PROBLEM DETAILS:
Gather each line of the entries below that includes "старения".

GIVEN RECORDS:
____________

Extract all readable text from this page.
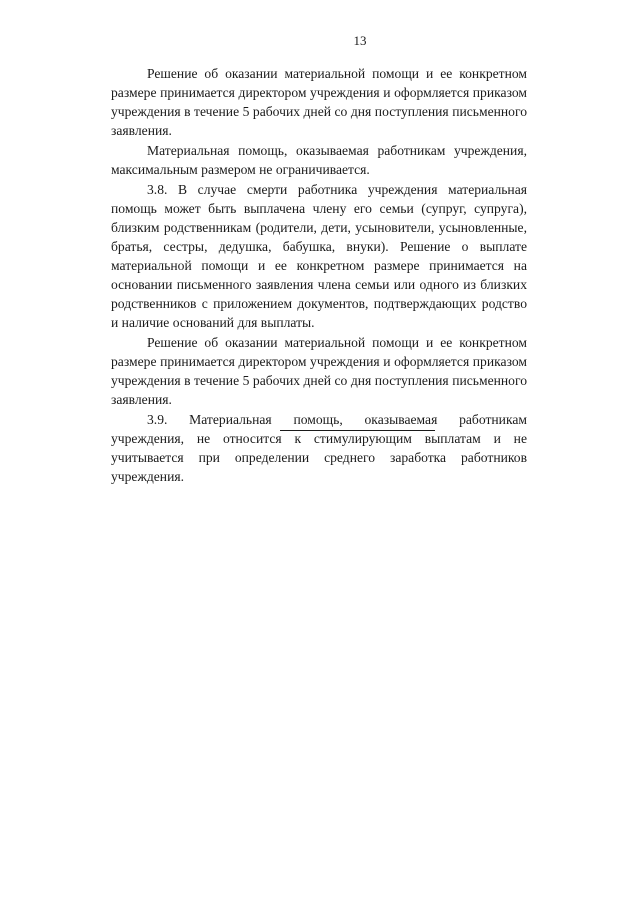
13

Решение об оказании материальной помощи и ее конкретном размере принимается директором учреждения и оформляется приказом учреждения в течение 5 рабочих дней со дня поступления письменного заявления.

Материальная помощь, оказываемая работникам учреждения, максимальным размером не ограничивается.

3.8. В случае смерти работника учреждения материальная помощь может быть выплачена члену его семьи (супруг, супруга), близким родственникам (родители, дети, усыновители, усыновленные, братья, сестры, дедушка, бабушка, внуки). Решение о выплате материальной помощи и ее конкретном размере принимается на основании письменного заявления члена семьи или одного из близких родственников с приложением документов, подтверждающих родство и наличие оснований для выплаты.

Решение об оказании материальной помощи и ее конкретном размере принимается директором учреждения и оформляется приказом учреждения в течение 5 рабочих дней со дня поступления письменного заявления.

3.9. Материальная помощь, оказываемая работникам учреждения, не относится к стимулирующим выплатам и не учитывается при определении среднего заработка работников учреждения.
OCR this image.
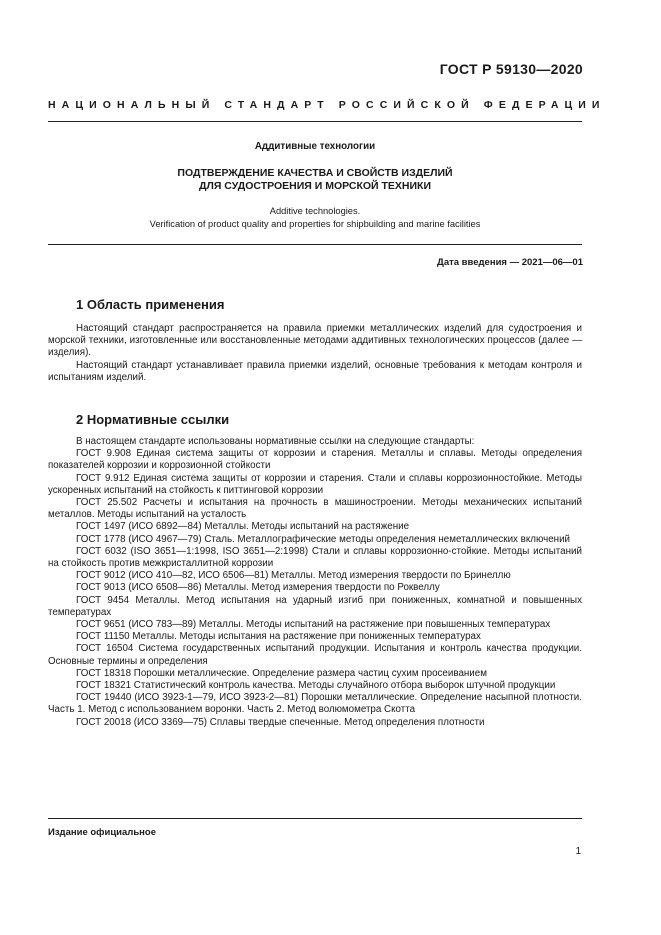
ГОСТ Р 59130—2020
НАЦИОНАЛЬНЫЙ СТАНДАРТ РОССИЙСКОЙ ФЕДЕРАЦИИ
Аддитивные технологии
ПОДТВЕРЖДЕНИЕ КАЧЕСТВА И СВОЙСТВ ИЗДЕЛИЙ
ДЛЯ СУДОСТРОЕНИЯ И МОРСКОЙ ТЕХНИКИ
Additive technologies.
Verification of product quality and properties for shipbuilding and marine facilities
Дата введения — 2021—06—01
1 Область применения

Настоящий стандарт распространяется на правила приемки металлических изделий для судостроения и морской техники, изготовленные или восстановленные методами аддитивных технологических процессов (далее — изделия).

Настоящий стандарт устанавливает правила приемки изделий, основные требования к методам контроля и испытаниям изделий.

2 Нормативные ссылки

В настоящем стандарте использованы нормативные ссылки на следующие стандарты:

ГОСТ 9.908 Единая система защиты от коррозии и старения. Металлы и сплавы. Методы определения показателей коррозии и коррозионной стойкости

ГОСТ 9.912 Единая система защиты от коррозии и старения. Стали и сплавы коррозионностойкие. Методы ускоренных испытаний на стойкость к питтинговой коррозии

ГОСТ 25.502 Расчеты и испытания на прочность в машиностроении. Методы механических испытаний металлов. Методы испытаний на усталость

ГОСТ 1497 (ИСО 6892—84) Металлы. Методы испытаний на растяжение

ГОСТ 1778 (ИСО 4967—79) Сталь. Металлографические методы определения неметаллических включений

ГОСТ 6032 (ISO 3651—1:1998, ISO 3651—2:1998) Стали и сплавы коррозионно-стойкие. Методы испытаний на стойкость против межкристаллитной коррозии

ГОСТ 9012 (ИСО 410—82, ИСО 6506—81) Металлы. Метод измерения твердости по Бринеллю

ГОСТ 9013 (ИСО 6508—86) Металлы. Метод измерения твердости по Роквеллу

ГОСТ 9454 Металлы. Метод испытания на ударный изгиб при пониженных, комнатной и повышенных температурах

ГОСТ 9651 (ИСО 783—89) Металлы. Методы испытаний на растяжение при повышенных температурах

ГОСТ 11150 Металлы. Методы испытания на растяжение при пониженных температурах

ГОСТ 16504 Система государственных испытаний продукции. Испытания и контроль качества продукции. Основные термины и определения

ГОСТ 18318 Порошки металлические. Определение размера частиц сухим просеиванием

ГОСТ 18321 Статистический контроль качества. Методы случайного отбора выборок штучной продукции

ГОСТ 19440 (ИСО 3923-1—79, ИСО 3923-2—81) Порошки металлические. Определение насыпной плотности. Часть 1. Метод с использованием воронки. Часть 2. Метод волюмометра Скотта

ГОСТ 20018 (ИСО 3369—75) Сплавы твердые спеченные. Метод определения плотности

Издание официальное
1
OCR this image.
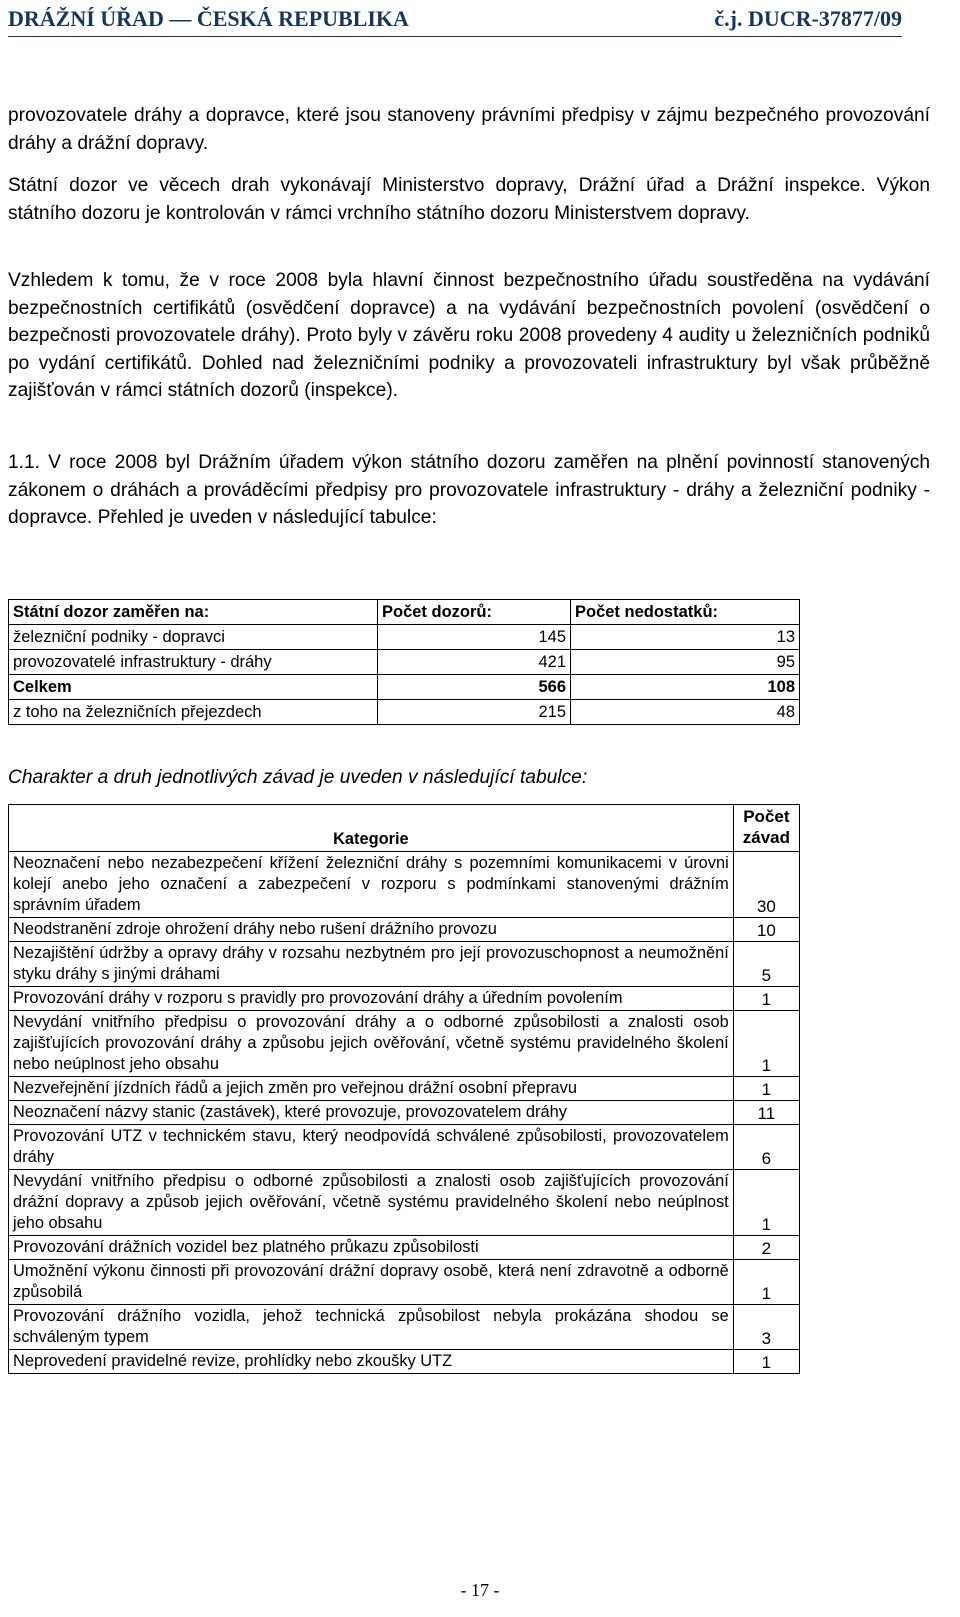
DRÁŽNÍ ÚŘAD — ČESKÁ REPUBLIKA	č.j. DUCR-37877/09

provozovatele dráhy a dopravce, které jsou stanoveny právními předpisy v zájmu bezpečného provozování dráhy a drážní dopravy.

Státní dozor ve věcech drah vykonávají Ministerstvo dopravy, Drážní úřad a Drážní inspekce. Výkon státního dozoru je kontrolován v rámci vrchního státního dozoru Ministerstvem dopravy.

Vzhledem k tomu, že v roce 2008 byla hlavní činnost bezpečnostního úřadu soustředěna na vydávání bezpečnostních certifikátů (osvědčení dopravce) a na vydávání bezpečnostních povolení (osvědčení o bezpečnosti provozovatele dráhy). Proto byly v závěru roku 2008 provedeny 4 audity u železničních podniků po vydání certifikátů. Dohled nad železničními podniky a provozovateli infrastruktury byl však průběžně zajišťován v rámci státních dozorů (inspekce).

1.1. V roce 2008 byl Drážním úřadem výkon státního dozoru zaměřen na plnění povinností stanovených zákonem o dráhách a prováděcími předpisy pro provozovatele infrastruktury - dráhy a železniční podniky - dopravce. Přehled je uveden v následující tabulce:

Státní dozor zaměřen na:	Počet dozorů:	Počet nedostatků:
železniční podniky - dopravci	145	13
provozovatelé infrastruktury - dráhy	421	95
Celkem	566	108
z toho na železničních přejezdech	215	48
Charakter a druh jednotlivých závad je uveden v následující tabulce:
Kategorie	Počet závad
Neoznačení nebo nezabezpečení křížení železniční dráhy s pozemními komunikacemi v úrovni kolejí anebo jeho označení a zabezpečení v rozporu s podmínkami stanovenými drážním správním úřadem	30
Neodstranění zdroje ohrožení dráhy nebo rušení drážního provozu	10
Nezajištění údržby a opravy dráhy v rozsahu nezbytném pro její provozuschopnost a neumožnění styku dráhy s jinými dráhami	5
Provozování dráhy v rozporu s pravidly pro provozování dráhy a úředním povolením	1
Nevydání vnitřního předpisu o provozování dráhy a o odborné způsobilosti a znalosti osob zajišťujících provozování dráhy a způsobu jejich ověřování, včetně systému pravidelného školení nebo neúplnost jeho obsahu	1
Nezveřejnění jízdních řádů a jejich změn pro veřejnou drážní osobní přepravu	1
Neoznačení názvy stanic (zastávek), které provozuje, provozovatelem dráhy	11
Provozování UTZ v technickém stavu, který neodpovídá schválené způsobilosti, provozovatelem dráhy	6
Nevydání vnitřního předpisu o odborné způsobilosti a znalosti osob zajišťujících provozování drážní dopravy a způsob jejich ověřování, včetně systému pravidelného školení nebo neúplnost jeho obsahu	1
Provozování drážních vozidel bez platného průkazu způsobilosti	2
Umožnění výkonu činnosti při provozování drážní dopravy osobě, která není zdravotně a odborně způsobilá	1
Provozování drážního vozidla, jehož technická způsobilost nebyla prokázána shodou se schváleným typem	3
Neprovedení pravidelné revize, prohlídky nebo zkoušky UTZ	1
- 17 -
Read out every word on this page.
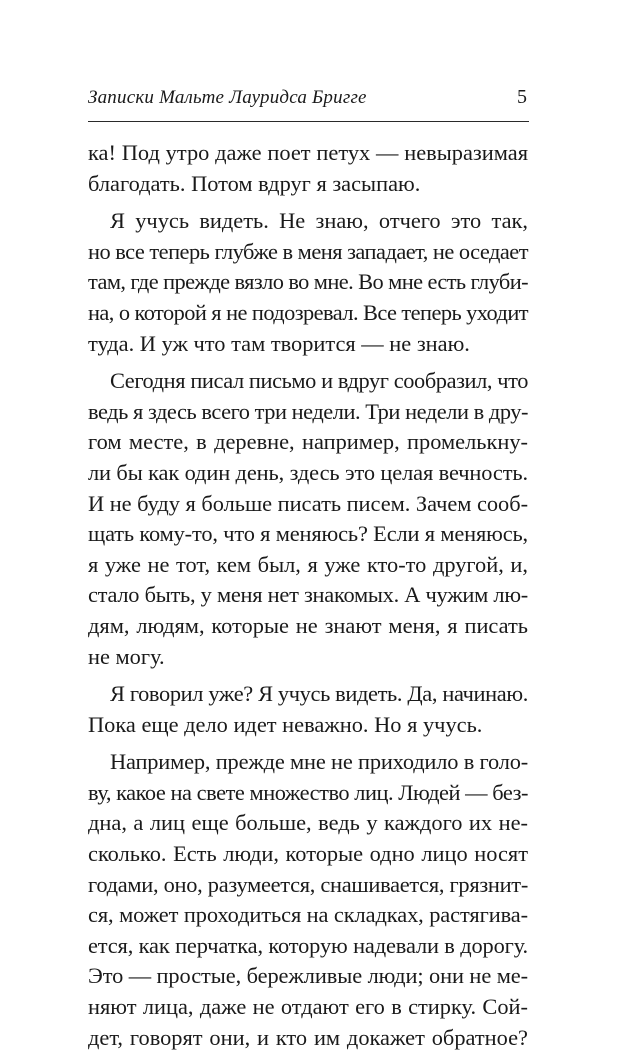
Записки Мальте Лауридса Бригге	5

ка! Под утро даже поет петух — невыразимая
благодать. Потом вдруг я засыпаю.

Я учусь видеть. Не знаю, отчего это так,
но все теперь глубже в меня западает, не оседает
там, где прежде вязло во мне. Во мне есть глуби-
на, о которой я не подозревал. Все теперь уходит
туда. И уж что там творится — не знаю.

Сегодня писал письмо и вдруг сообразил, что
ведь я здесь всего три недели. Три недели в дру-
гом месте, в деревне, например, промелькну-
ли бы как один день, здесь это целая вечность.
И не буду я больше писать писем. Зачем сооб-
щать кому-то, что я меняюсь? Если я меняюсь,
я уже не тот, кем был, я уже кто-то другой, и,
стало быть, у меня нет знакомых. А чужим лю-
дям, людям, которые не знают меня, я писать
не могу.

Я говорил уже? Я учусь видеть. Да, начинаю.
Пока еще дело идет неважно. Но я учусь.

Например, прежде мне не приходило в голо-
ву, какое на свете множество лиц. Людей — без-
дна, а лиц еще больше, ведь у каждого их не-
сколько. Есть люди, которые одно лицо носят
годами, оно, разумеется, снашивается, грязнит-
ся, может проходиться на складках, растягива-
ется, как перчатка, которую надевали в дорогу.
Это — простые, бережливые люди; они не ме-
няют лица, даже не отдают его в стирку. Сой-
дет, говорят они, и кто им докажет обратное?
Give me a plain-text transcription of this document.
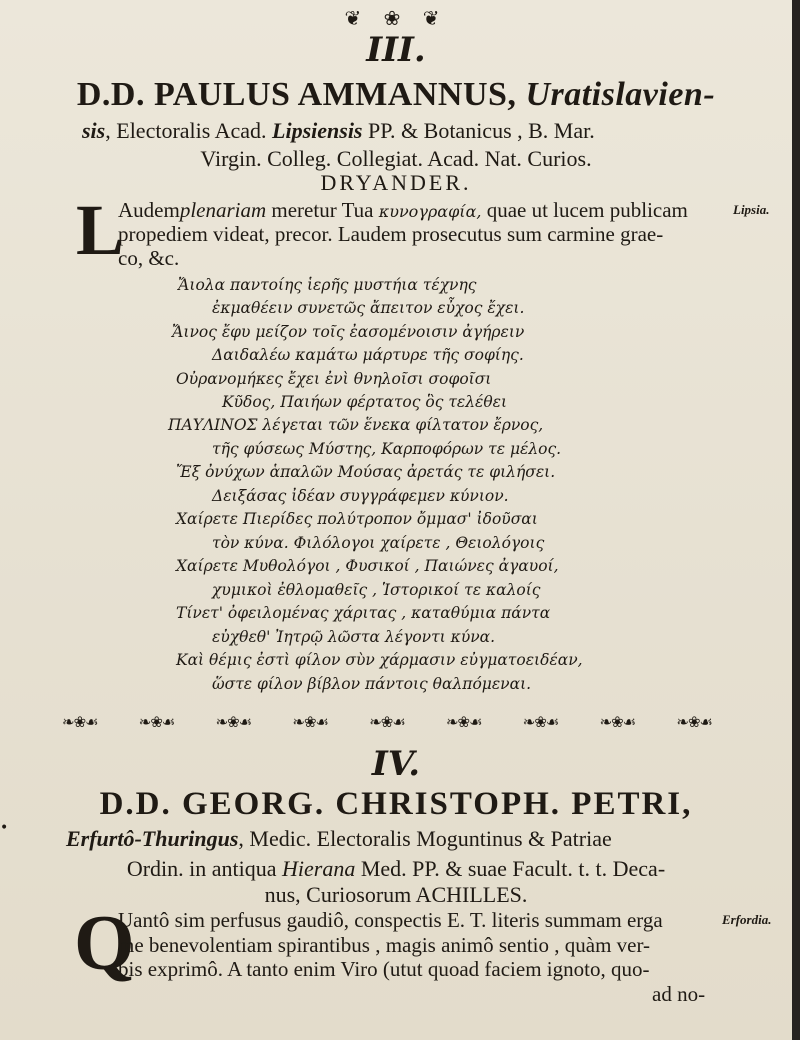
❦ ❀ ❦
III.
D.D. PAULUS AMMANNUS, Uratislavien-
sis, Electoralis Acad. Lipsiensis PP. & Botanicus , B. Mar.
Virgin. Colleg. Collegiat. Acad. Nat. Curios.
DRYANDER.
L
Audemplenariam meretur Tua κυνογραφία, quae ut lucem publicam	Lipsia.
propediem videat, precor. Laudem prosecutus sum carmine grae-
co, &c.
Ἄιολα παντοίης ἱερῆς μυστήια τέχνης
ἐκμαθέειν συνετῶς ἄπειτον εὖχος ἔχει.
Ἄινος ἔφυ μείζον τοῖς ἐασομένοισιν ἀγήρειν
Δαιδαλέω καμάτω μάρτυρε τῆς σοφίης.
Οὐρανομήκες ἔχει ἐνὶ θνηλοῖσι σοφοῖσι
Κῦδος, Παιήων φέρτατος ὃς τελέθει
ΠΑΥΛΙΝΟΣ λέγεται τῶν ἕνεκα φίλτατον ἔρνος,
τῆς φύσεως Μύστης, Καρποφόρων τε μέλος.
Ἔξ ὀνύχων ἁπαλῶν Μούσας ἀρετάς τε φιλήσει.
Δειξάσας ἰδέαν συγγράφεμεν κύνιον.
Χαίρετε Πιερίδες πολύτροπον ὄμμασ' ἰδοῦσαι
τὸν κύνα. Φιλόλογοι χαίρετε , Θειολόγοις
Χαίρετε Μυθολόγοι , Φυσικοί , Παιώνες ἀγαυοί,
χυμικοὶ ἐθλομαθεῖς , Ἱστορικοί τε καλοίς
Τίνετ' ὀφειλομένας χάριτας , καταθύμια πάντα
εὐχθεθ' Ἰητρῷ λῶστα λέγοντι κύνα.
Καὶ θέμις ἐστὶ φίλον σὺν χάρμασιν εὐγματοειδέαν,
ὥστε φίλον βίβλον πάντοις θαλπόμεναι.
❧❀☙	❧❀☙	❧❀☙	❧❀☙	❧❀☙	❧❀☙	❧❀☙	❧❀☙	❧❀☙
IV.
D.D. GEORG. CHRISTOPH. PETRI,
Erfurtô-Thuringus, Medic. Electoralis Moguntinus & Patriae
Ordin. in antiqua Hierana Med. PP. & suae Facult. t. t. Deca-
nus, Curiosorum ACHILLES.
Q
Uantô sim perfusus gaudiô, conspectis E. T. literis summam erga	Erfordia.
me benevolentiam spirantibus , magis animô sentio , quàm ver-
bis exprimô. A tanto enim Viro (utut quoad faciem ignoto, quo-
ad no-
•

____________

WRITTEN ANSWER:
ГОСТ 9.908 Единая система защиты от коррозии и старения. Металлы и сплавы. Методы определения показателей коррозии и коррозионной стойкости
ГОСТ 9.912 Единая система защиты от коррозии и старения. Стали и сплавы коррозионностойкие. Методы ускоренных испытаний на стойкость к питтинговой коррозии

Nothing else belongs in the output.